>> Start EXTRACTED MATERIAL

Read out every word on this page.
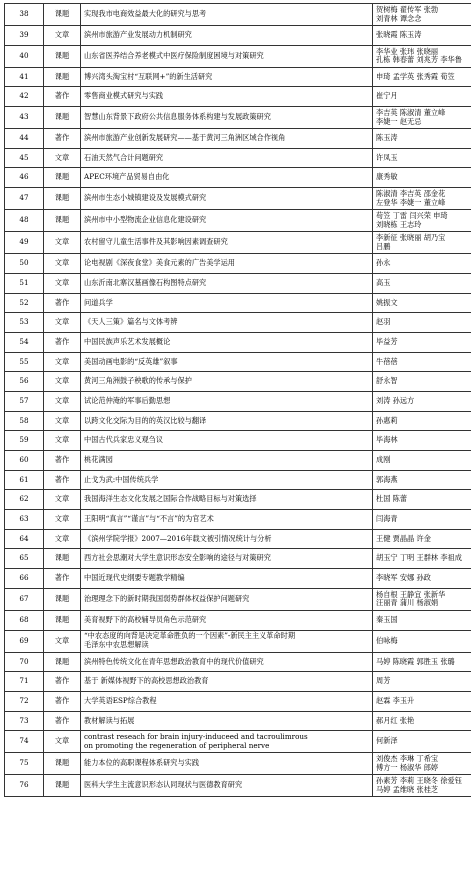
38	课题	实现我市电商效益最大化的研究与思考	贺树梅 翟传军 张勃
刘青林 谭念念

39	文章	滨州市旅游产业发展动力机制研究	张晓霞 陈玉涛

40	课题	山东省医养结合养老模式中医疗保险制度困境与对策研究	李华业 张玮 张晓丽
孔栋 韩春蕾 刘兆芳 李华鲁

41	课题	博兴湾头淘宝村“互联网+”的新生活研究	申琦 孟学英 张秀霞 荀笠

42	著作	零售商业模式研究与实践	崔宁月

43	课题	智慧山东背景下政府公共信息服务体系构建与发展政策研究	李吉英 陈淑清 董立峰
李婕一 赵无忌

44	著作	滨州市旅游产业创新发展研究——基于黄河三角洲区域合作视角	陈玉涛

45	文章	石油天然气合计问题研究	许凤玉

46	课题	APEC环境产品贸易自由化	康秀敏

47	课题	滨州市生态小城镇建设及发展模式研究	陈淑清 李吉英 邵金花
左登华 李婕一 董立峰

48	课题	滨州市中小型物流企业信息化建设研究	苟笠 丁雷 闫兴荣 申琦
刘晓栋 王志玲

49	文章	农村留守儿童生活事件及其影响因素调查研究	李新征 张晓丽 胡乃宝
吕鹏

50	文章	论电视剧《深夜食堂》美食元素的广告美学运用	孙永

51	文章	山东沂南北寨汉墓画像石构图特点研究	高玉

52	著作	问道兵学	姚振文

53	文章	《天人三策》篇名与文体考辨	赵羽

54	著作	中国民族声乐艺术发展概论	毕益芳

55	文章	美国动画电影的“反英雄”叙事	牛蓓蓓

56	文章	黄河三角洲鼓子秧歌的传承与保护	舒永智

57	文章	试论范仲淹的军事后勤思想	刘涛 孙远方

58	文章	以跨文化交际为目的的英汉比较与翻译	孙惠莉

59	文章	中国古代兵家忠义观刍议	毕海林

60	著作	桃花满园	成刚

61	著作	止戈为武:中国传统兵学	郭海燕

62	文章	我国海洋生态文化发展之国际合作战略目标与对策选择	杜国 陈蕾

63	文章	王阳明“真言”“谨言”与“不言”的为官艺术	闫海青

64	文章	《滨州学院学报》2007—2016年载文被引情况统计与分析	王健 贾晶晶 许金

65	课题	西方社会思潮对大学生意识形态安全影响的途径与对策研究	胡玉宁 丁明 王群林 李祖成

66	著作	中国近现代史纲要专题教学精编	李晓军 安娜 孙政

67	课题	治理理念下的新时期我国弱势群体权益保护问题研究	杨自根 王静宜 张新华
汪丽青 蒲川 杨淑娟

68	课题	美育视野下的高校辅导员角色示范研究	秦玉国

69	文章	“中农态度的向背是决定革命胜负的一个因素”-新民主主义革命时期
毛泽东中农思想解读	伯咏梅

70	课题	滨州特色传统文化在青年思想政治教育中的现代价值研究	马婷 陈晓霞 郭胜玉 张璐

71	著作	基于 新媒体视野下的高校思想政治教育	周芳

72	著作	大学英语ESP综合教程	赵霖 李玉升

73	著作	教材解读与拓展	郝月红 张艳

74	文章	contrast reseach for brain injury-induceed and tacroulimrous
on promoting the regeneration of peripheral nerve	何新泽

75	课题	能力本位的高职课程体系研究与实践	刘俊杰 李琳 丁希宝
傅方一 杨淑华 郎婷

76	课题	医科大学生主流意识形态认同现状与医德教育研究	孙素芳 李莉 王晓冬 徐爱钰
马婷 孟维晓 张桂芝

>> End EXTRACTED MATERIAL

Print the records above exactly as they stand, but leave out the pictures.

REPLY:
Read out every word on this page.
38	课题	实现我市电商效益最大化的研究与思考	贺树梅 翟传军 张勃
刘青林 谭念念

39	文章	滨州市旅游产业发展动力机制研究	张晓霞 陈玉涛

40	课题	山东省医养结合养老模式中医疗保险制度困境与对策研究	李华业 张玮 张晓丽
孔栋 韩春蕾 刘兆芳 李华鲁

41	课题	博兴湾头淘宝村“互联网+”的新生活研究	申琦 孟学英 张秀霞 荀笠

42	著作	零售商业模式研究与实践	崔宁月

43	课题	智慧山东背景下政府公共信息服务体系构建与发展政策研究	李吉英 陈淑清 董立峰
李婕一 赵无忌

44	著作	滨州市旅游产业创新发展研究——基于黄河三角洲区域合作视角	陈玉涛

45	文章	石油天然气合计问题研究	许凤玉

46	课题	APEC环境产品贸易自由化	康秀敏

47	课题	滨州市生态小城镇建设及发展模式研究	陈淑清 李吉英 邵金花
左登华 李婕一 董立峰

48	课题	滨州市中小型物流企业信息化建设研究	苟笠 丁雷 闫兴荣 申琦
刘晓栋 王志玲

49	文章	农村留守儿童生活事件及其影响因素调查研究	李新征 张晓丽 胡乃宝
吕鹏

50	文章	论电视剧《深夜食堂》美食元素的广告美学运用	孙永

51	文章	山东沂南北寨汉墓画像石构图特点研究	高玉

52	著作	问道兵学	姚振文

53	文章	《天人三策》篇名与文体考辨	赵羽

54	著作	中国民族声乐艺术发展概论	毕益芳

55	文章	美国动画电影的“反英雄”叙事	牛蓓蓓

56	文章	黄河三角洲鼓子秧歌的传承与保护	舒永智

57	文章	试论范仲淹的军事后勤思想	刘涛 孙远方

58	文章	以跨文化交际为目的的英汉比较与翻译	孙惠莉

59	文章	中国古代兵家忠义观刍议	毕海林

60	著作	桃花满园	成刚

61	著作	止戈为武:中国传统兵学	郭海燕

62	文章	我国海洋生态文化发展之国际合作战略目标与对策选择	杜国 陈蕾

63	文章	王阳明“真言”“谨言”与“不言”的为官艺术	闫海青

64	文章	《滨州学院学报》2007—2016年载文被引情况统计与分析	王健 贾晶晶 许金

65	课题	西方社会思潮对大学生意识形态安全影响的途径与对策研究	胡玉宁 丁明 王群林 李祖成

66	著作	中国近现代史纲要专题教学精编	李晓军 安娜 孙政

67	课题	治理理念下的新时期我国弱势群体权益保护问题研究	杨自根 王静宜 张新华
汪丽青 蒲川 杨淑娟

68	课题	美育视野下的高校辅导员角色示范研究	秦玉国

69	文章	“中农态度的向背是决定革命胜负的一个因素”-新民主主义革命时期
毛泽东中农思想解读	伯咏梅

70	课题	滨州特色传统文化在青年思想政治教育中的现代价值研究	马婷 陈晓霞 郭胜玉 张璐

71	著作	基于 新媒体视野下的高校思想政治教育	周芳

72	著作	大学英语ESP综合教程	赵霖 李玉升

73	著作	教材解读与拓展	郝月红 张艳

74	文章	contrast reseach for brain injury-induceed and tacroulimrous
on promoting the regeneration of peripheral nerve	何新泽

75	课题	能力本位的高职课程体系研究与实践	刘俊杰 李琳 丁希宝
傅方一 杨淑华 郎婷

76	课题	医科大学生主流意识形态认同现状与医德教育研究	孙素芳 李莉 王晓冬 徐爱钰
马婷 孟维晓 张桂芝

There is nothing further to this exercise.